— start MATERIAL SUPPLIED —

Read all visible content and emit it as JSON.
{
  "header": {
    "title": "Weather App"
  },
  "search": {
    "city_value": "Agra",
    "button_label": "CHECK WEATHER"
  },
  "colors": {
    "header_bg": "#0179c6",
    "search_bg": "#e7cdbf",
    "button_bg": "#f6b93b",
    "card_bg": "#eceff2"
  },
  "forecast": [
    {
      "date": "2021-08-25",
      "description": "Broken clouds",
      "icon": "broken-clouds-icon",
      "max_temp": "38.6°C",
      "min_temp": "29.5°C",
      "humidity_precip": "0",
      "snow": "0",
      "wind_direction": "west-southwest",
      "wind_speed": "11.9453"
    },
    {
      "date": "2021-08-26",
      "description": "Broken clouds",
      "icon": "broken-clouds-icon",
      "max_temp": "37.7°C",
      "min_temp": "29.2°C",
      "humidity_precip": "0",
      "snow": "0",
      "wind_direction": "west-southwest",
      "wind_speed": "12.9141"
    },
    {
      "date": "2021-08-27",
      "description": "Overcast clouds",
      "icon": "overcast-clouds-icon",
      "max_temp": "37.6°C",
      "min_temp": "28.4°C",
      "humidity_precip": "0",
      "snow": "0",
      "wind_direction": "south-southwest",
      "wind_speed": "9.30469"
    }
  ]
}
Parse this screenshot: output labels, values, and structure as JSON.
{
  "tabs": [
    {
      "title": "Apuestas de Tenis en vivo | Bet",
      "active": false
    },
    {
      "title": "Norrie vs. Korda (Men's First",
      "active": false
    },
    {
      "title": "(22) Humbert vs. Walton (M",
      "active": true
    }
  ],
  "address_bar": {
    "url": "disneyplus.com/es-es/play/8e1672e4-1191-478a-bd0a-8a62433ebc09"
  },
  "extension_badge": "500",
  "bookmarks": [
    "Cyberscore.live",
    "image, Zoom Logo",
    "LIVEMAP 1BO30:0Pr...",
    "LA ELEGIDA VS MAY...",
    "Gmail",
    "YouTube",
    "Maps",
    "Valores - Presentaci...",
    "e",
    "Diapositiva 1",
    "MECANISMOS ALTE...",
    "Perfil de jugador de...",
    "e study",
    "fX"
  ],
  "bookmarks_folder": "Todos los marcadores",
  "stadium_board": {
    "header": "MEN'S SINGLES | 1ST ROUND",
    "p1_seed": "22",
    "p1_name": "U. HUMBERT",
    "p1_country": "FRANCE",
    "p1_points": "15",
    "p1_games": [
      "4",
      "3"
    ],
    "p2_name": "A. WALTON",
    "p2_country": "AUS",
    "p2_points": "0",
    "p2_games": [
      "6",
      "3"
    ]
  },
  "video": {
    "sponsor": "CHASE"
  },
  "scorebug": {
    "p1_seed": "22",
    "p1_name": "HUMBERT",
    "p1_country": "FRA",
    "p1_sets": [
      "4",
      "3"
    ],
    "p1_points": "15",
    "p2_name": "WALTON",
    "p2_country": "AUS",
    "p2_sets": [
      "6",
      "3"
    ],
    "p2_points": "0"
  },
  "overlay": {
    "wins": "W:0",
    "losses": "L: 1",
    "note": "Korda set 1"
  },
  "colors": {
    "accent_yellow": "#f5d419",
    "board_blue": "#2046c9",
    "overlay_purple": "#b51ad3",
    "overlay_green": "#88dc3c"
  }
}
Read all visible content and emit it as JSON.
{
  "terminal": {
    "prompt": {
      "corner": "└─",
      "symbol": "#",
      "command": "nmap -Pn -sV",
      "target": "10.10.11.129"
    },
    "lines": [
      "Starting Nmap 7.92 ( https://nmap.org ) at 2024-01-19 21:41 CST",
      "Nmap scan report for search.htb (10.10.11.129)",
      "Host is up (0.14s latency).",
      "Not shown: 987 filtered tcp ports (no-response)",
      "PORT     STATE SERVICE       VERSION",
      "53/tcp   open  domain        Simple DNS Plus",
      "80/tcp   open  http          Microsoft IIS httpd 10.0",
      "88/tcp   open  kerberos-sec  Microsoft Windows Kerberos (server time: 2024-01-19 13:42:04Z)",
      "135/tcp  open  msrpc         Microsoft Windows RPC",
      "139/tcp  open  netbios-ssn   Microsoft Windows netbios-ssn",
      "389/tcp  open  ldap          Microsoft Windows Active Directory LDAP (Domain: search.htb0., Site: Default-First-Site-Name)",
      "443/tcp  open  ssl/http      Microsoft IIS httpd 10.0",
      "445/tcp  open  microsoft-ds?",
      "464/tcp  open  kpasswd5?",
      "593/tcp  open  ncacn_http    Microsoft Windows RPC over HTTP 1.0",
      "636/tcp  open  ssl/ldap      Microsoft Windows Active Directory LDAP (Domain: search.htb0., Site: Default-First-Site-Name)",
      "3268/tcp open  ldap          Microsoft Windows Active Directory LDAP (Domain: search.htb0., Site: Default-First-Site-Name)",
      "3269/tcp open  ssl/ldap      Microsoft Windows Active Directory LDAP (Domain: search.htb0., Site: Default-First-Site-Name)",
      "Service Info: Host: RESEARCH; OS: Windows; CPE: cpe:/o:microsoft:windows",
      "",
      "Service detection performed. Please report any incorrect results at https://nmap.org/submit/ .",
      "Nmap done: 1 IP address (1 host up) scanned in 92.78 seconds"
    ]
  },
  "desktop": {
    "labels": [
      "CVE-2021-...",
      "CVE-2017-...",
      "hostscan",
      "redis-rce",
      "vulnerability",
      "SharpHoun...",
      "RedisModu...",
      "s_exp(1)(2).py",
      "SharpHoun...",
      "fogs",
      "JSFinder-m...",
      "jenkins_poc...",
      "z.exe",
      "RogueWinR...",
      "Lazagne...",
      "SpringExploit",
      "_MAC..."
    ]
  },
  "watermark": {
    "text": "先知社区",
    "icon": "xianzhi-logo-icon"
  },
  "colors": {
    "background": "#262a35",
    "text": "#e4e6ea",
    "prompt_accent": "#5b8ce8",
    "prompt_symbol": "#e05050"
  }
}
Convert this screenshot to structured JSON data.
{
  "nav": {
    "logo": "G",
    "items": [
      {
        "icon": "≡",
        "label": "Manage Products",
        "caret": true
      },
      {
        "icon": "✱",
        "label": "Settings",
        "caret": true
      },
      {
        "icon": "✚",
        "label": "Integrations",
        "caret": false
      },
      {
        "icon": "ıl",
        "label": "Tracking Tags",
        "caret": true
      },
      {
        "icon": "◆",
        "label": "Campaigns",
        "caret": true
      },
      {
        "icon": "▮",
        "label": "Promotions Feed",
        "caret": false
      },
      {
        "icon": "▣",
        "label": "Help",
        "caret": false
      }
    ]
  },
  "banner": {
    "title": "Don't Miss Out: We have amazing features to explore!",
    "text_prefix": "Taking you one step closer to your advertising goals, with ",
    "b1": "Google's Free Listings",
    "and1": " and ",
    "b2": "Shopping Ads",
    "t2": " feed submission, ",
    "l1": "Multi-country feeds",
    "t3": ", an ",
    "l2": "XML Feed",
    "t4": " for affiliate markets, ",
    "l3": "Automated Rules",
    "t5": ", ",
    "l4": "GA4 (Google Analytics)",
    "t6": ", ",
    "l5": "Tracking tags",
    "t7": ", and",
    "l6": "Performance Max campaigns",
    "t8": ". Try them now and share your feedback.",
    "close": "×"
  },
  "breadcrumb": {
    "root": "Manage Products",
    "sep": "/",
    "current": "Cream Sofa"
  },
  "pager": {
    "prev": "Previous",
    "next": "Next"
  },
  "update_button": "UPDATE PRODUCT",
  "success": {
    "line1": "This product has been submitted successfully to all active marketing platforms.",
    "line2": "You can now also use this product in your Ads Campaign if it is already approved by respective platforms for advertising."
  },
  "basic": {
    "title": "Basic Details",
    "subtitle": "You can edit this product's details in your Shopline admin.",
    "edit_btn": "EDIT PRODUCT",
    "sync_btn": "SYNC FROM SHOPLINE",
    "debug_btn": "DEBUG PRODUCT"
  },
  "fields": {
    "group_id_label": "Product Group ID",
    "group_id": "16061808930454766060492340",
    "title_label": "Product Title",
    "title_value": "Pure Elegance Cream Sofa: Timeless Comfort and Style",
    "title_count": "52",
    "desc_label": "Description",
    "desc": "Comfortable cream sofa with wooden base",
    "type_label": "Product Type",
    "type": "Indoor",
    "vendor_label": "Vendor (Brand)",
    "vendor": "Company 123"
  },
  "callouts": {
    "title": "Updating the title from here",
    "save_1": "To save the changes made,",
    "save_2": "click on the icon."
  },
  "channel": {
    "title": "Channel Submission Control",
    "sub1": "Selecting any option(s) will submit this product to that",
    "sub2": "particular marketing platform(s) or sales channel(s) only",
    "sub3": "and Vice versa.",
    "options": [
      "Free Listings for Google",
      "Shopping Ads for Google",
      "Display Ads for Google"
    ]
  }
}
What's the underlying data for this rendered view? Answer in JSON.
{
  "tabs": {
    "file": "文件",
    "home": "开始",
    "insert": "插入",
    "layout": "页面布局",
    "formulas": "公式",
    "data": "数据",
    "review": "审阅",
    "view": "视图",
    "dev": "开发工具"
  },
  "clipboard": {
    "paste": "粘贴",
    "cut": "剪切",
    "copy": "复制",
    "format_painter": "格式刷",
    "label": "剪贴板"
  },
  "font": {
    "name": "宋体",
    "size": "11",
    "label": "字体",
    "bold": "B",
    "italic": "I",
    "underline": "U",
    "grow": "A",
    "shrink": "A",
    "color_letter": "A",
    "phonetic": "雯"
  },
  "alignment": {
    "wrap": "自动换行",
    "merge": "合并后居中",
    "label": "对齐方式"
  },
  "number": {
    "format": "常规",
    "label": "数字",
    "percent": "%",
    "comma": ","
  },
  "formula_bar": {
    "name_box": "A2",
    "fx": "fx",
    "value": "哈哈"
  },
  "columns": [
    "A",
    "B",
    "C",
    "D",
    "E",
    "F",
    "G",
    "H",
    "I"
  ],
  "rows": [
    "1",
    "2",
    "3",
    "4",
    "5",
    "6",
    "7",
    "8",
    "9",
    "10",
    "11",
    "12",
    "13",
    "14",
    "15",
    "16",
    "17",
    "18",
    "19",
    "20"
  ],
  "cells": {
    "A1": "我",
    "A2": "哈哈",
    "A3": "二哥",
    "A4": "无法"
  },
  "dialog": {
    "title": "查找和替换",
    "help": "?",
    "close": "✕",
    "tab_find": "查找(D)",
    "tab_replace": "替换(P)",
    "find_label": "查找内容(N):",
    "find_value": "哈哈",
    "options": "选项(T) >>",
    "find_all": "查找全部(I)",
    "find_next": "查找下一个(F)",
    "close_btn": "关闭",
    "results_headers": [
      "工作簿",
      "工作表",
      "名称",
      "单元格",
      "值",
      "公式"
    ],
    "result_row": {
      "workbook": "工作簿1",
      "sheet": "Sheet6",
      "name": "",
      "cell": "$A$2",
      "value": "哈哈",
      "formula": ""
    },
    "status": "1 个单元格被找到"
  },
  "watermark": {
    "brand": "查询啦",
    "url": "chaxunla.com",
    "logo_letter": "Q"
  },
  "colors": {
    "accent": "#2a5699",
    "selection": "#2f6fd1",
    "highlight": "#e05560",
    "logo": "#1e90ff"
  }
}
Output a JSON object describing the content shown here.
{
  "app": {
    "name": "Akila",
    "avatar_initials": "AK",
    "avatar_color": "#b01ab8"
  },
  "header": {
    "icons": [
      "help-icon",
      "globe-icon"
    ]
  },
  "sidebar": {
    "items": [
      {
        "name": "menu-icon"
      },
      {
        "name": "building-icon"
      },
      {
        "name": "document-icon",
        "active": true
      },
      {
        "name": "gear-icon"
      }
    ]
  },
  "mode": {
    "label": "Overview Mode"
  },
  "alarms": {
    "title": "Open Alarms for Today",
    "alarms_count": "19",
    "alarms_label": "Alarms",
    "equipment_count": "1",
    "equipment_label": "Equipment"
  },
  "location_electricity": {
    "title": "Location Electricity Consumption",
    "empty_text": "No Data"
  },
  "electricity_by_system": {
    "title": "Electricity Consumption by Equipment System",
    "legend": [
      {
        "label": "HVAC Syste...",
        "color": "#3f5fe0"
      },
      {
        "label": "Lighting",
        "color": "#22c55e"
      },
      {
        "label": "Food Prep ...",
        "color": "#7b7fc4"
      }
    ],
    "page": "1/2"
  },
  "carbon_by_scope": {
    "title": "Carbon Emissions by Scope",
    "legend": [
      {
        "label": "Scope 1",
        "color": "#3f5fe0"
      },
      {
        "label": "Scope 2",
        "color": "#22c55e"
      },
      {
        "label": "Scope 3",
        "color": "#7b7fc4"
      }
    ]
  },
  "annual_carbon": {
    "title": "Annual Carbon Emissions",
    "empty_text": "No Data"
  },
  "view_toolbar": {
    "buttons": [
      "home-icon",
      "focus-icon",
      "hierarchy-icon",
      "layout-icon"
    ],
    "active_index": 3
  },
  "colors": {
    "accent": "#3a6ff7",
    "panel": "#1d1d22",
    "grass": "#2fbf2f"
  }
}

— end MATERIAL SUPPLIED —

§ **THE PROBLEM**:
Extract all lines from the data in which "JSON" is found.

§ **ANSWER TO THIS PROBLEM**:
Read all visible content and emit it as JSON.
Parse this screenshot: output labels, values, and structure as JSON.
Read all visible content and emit it as JSON.
Convert this screenshot to structured JSON data.
What's the underlying data for this rendered view? Answer in JSON.
Output a JSON object describing the content shown here.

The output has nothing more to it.